* [Extracted data entries]:
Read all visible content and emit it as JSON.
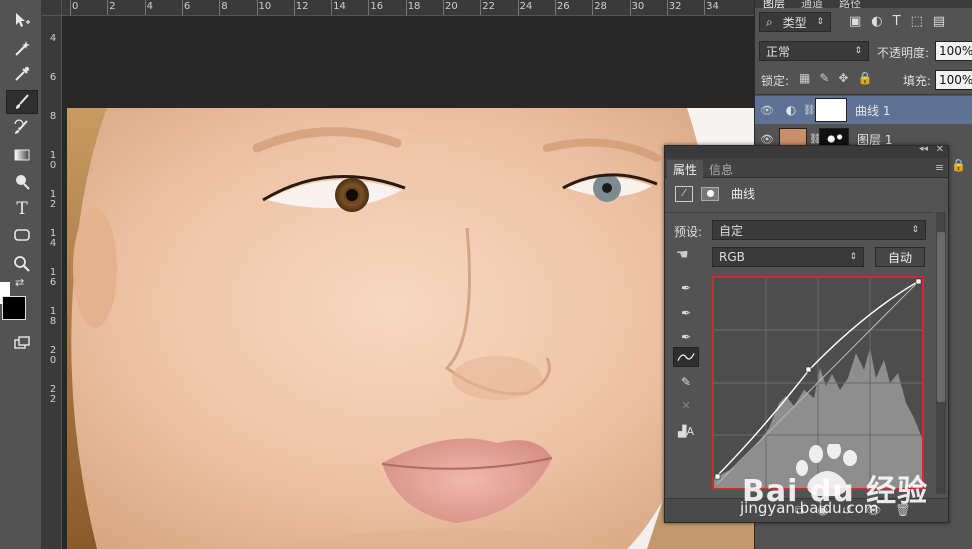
{
  "ruler_top": [
    "0",
    "2",
    "4",
    "6",
    "8",
    "10",
    "12",
    "14",
    "16",
    "18",
    "20",
    "22",
    "24",
    "26",
    "28",
    "30",
    "32",
    "34"
  ],
  "ruler_left": [
    "4",
    "6",
    "8",
    "1\n0",
    "1\n2",
    "1\n4",
    "1\n6",
    "1\n8",
    "2\n0",
    "2\n2"
  ],
  "tools": [
    {
      "name": "move-tool",
      "glyph": "✥"
    },
    {
      "name": "magic-wand-tool",
      "glyph": "✳"
    },
    {
      "name": "eyedropper-tool",
      "glyph": "✎"
    },
    {
      "name": "brush-tool",
      "glyph": "🖌"
    },
    {
      "name": "history-brush-tool",
      "glyph": "✐"
    },
    {
      "name": "gradient-tool",
      "glyph": "▭"
    },
    {
      "name": "dodge-tool",
      "glyph": "●"
    },
    {
      "name": "type-tool",
      "glyph": "T"
    },
    {
      "name": "shape-tool",
      "glyph": "▢"
    },
    {
      "name": "zoom-tool",
      "glyph": "🔍"
    }
  ],
  "layers_panel": {
    "tabs": [
      "图层",
      "通道",
      "路径"
    ],
    "filter_label": "类型",
    "blend_mode": "正常",
    "opacity_label": "不透明度:",
    "opacity_value": "100%",
    "lock_label": "锁定:",
    "fill_label": "填充:",
    "fill_value": "100%",
    "layers": [
      {
        "name": "曲线 1",
        "selected": true
      },
      {
        "name": "图层 1",
        "selected": false
      }
    ]
  },
  "properties_panel": {
    "tabs": [
      "属性",
      "信息"
    ],
    "title": "曲线",
    "preset_label": "预设:",
    "preset_value": "自定",
    "channel_value": "RGB",
    "auto_button": "自动"
  },
  "watermark": {
    "logo": "Bai du 经验",
    "url": "jingyan.baidu.com"
  },
  "colors": {
    "selection_blue": "#5d7294",
    "curve_border_red": "#d9262e"
  }
}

* [TASK DETAILS]: Work out the count of lines containing the word "name", then write only that count.

* [EXERCISE RESPONSE]: 12